------ ФРАГМЕНТ ДОКУМЕНТА

В тот летний день игра, которой занимались дети, им наскучила. Возникла ссора. Луи-Жозеф отстаивал свое старшинство, ссылаясь на возраст и социальное положение. Тогда маленький маркиз налетел на старшего мальчика и, не помня себя от ярости, начал его избивать. Говорят, Сад в том возрасте имел хрупкое сложение и в некоторой степени даже походил на девочку, но решимость, с которой он атаковал своего товарища по играм, выглядела поразительно. Принц Луи-Жозеф, не будучи в состоянии противостоять подобной атаке, получил, по словам самого Сада, «хорошую трепку». Только после того как визг отпрыска Бурбонов привлек внимание взрослых, юного маркиза оттащили от своей жертвы.
Драка двух детей даже самой голубой крови, не могла иметь особого значения, но жестокость и манера агрессивного поведения Сада стали причиной совещания взрослых во дворце Конде. Накал атмосферы грозил чем-то сродни исключению из школы, поскольку ни одно из возможных наказаний не соответствовало тяжести проступка. Не имея иного выхода, взрослые решили, как это ни печально, отослать четырехлетнего Сада из дворца. Но куда он мог идти? Граф де Сад по долгу службы жил при дворе кельнского курфюрста. Графиня рано или поздно должна была присоединиться к нему.
Дипломатическая миссия являлась не самым подходящим местом для агрессивного четырехлетнего ребенка. Решили, что Сада на некоторое время отправят в Авиньон к его бабушке по отцу. Сказано — сделано. Он простился с родителями и дворцом Конде и в августе 1744 года впервые оказался в Провансе. Деревенский совет Сомана не преминул отправить послание, в котором раболепно приветствовал прибытие в Прованс своенравного ребенка, своего господина и хозяина.

------------
------ ФРАГМЕНТ НАБОРА ДАННЫХ

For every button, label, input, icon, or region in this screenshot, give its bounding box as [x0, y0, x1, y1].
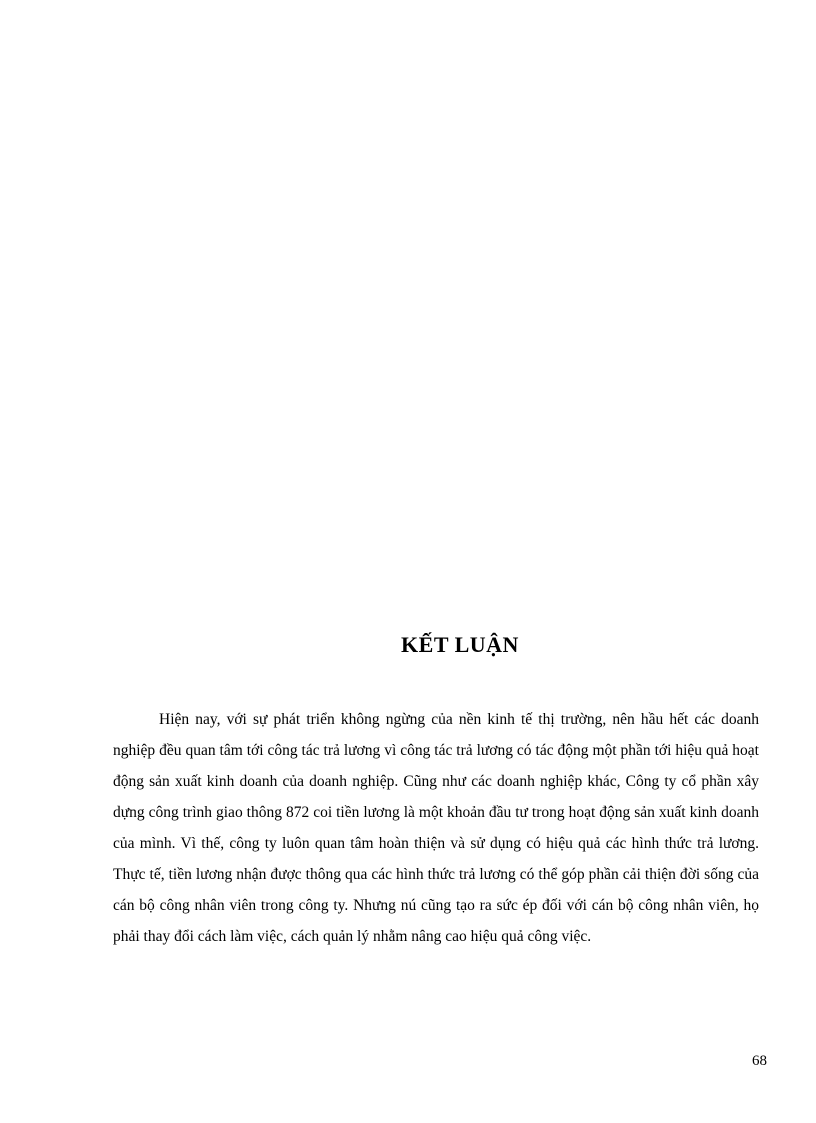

------------

ЗАДАНИЯ И УПРАЖНЕНИЯ >>
1. Когда, согласно фрагменту документа, Сад впервые оказался в Провансе?
2. Переведите, пожалуйста, на английский язык предложение из фрагмента документа: «Решили, что Сада на некоторое время отправят в Авиньон к его бабушке по отцу».

ПОЛУЧЕННЫЕ ОТВЕТЫ >>
1. В августе 1744 года.

2. It was decided that Sade would be sent for a while to Avignon, to his paternal grandmother.